> SOURCE PASSAGE:

Could Cannabis sativa be the industrial crop that saves the biofuel industry?
The debate over whether to legalize marijuana for either medicinal or recreational use is far from over, but new research has shown that cultivating the Cannabis plant for more practical purposes might solve the "food or fuel" conundrum once and for all.
Hemp, a THC-free cousin of the marijuana plant, has been used as a raw material to make fabric, rope, paper, and even sports cars. Now, researchers at University of Connecticut have found that industrial hemp has properties that make it viable and even attractive for producing biodiesel as well.
In laboratory tests, hemp biodiesel has shown a high efficiency of conversion (97 percent) and has properties that suggest it could be used at lower temperatures than any biodiesel currently on the market (Gizmag). At cold temperatures, molecules of some biofuels can aggregate and form crystals, plugging up vehicle fuel filters and limiting their commercial use.
According to Richard Parnas, a professor of chemical, materials, and biomolecular engineering at UConn, one of the most exciting things about hemp is that it grows "like a weed", even in infertile soils. This would allow industrial hemp to be grown for biofuel production without taking up primary crop lands.

> ACTIVITY: Continue the hemp biodiesel article from the point where it stops.

> DATASET EXCERPTS:
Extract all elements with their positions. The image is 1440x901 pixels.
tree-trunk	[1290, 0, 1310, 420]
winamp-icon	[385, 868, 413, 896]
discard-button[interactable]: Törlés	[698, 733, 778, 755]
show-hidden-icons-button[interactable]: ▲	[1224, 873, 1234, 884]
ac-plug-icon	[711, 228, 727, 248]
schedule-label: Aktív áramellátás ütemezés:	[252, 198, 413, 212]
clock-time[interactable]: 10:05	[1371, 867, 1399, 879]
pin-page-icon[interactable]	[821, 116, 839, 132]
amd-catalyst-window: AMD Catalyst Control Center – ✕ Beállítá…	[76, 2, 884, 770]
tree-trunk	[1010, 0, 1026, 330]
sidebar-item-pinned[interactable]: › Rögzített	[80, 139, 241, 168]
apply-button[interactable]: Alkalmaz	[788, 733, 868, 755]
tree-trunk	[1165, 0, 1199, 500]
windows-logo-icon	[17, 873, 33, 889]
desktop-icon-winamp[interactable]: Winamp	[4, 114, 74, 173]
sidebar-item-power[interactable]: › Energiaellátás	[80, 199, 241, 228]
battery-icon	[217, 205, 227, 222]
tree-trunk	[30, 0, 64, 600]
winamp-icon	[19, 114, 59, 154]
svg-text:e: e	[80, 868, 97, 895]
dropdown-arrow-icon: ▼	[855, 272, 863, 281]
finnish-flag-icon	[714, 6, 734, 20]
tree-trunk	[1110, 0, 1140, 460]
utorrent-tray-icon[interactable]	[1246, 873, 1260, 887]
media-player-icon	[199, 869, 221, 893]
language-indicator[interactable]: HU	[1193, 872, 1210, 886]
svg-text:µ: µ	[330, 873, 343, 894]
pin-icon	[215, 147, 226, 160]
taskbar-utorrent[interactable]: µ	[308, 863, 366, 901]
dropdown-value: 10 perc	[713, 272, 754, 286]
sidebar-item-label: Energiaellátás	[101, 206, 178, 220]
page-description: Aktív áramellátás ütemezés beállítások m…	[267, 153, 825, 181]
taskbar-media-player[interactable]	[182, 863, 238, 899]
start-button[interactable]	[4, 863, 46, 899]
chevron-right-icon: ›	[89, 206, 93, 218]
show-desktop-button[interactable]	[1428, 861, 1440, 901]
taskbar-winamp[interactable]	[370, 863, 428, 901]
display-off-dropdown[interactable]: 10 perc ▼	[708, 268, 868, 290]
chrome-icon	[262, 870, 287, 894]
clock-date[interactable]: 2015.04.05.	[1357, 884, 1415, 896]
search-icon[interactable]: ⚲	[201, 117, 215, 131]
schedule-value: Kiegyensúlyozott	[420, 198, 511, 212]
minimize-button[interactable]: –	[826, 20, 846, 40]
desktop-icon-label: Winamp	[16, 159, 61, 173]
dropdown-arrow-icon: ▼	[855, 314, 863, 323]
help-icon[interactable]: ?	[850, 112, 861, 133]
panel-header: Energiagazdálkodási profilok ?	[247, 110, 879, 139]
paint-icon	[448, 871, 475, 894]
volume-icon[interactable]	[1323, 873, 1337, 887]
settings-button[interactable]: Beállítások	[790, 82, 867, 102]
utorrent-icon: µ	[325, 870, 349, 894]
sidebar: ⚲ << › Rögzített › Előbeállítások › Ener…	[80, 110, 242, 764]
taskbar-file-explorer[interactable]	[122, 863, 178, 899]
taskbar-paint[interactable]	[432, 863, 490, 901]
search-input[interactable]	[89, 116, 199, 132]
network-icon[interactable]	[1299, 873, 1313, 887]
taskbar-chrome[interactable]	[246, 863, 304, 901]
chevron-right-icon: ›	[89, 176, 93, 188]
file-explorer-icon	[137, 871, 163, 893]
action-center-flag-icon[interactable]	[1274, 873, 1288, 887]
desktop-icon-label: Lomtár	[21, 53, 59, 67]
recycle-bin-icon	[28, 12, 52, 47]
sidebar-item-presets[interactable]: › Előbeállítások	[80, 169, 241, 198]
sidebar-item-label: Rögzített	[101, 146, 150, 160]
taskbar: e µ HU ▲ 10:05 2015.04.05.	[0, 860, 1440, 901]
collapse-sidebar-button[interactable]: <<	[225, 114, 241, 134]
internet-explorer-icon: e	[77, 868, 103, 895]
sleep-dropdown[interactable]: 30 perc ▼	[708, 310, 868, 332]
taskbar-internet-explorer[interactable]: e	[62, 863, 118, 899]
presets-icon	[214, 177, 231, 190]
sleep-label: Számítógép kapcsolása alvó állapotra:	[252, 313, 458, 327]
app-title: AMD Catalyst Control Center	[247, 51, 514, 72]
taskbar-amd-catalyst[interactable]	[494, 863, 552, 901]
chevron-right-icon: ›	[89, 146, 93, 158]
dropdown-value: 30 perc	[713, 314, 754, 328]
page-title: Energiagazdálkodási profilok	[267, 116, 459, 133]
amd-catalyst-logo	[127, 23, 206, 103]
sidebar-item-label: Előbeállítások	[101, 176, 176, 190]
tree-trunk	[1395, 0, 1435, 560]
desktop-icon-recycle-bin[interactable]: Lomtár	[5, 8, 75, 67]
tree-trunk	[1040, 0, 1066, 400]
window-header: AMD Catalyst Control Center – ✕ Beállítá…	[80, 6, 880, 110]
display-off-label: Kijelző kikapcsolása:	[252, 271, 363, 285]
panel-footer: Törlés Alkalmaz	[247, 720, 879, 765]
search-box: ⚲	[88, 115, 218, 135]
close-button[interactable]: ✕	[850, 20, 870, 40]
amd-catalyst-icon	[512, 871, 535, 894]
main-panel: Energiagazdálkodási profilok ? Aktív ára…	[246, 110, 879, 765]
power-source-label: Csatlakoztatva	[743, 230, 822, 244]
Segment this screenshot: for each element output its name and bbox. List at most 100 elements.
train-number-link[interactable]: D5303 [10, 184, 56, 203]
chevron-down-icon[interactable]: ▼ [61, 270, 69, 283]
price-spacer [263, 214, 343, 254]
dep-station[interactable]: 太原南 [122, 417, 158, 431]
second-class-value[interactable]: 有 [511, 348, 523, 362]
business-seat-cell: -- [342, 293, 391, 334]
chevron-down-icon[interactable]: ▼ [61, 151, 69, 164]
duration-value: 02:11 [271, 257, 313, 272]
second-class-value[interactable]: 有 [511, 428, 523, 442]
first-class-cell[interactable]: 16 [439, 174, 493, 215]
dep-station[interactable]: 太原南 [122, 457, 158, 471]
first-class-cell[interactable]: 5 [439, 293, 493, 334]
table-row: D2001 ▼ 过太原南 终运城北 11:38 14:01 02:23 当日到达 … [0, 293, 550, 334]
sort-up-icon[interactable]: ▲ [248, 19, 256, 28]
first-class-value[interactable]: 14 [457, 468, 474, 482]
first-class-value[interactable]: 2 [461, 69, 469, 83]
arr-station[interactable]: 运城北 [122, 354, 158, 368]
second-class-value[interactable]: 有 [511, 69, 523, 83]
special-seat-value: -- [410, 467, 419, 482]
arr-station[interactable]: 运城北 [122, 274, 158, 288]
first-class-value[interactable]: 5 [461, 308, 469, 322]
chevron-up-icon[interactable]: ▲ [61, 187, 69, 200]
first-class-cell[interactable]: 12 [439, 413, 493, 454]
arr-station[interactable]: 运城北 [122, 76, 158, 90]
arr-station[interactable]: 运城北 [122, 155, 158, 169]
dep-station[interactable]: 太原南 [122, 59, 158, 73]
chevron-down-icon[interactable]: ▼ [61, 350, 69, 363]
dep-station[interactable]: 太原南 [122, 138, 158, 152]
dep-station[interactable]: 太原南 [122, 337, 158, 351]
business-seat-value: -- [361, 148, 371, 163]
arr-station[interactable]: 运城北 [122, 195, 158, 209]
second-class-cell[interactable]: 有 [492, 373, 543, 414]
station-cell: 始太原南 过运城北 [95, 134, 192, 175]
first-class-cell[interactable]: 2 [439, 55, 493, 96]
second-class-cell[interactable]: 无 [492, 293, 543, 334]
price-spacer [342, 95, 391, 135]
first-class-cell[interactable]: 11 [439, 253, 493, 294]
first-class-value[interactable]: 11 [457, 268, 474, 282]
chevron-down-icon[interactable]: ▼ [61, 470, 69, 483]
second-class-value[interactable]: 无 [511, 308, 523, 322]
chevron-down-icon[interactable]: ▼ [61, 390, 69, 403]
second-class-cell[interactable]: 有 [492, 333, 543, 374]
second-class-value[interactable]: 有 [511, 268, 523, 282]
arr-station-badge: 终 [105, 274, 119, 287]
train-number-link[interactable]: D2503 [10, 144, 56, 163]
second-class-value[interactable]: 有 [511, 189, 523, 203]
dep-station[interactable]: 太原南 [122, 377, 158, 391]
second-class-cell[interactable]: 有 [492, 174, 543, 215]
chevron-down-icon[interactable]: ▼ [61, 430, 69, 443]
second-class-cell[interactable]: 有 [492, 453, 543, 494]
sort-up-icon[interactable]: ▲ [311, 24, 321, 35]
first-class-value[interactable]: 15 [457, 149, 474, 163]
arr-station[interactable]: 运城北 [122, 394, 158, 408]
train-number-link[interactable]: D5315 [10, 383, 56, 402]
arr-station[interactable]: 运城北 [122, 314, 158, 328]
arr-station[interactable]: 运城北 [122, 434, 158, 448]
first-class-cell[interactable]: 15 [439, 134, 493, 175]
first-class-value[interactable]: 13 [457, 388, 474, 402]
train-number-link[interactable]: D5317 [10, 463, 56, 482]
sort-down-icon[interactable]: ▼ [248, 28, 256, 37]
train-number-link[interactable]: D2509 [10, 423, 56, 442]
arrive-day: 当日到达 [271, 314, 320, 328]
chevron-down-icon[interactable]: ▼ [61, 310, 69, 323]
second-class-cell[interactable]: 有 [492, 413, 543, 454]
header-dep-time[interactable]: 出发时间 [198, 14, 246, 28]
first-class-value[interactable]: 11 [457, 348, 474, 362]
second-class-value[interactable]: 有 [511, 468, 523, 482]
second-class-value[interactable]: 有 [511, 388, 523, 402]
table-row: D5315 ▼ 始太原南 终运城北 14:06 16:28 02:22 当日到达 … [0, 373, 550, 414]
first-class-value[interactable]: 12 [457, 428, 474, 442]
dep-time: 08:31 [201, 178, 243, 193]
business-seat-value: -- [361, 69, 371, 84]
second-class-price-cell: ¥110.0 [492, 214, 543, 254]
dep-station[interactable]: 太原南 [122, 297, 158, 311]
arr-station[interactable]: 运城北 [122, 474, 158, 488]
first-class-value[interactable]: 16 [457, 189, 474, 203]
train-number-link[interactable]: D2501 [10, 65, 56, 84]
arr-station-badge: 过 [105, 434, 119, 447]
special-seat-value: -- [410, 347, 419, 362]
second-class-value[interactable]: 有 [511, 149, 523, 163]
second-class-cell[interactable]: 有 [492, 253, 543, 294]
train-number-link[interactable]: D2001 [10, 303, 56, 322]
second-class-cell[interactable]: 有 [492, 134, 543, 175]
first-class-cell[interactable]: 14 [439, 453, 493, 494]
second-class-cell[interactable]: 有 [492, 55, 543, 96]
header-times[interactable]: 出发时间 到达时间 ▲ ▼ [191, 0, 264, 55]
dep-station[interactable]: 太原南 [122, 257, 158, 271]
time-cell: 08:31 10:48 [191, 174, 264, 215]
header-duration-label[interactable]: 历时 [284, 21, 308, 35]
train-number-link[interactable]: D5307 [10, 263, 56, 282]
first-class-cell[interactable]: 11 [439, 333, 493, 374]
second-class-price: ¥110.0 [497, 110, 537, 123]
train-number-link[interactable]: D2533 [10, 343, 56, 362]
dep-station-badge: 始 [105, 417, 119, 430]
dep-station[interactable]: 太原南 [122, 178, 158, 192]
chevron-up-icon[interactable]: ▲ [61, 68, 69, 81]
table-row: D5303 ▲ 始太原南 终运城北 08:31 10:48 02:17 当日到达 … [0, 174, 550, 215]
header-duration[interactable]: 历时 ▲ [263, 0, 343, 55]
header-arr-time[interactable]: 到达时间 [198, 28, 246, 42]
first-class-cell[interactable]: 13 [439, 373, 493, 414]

> EXERCISE RESPONSE:
“If someone is already growing hemp they might be able to produce enough fuel to power their whole farm with the oil from the seeds they produce. The fact that a hemp industry already exists means that a hemp biodiesel industry would need little additional investment," Parnas told Gizmag.
The problem? Currently, growing hemp (even though it contains less than 1 percent of the psychoactive elements that would make it desirable as a drug) is illegal in the United States.
Hopefully, this research will encourage the U.S. Government to reconsider its stance. In the meantime, Parnas hopes that the discovery will help to spur hemp biodiesel production in other parts of the world.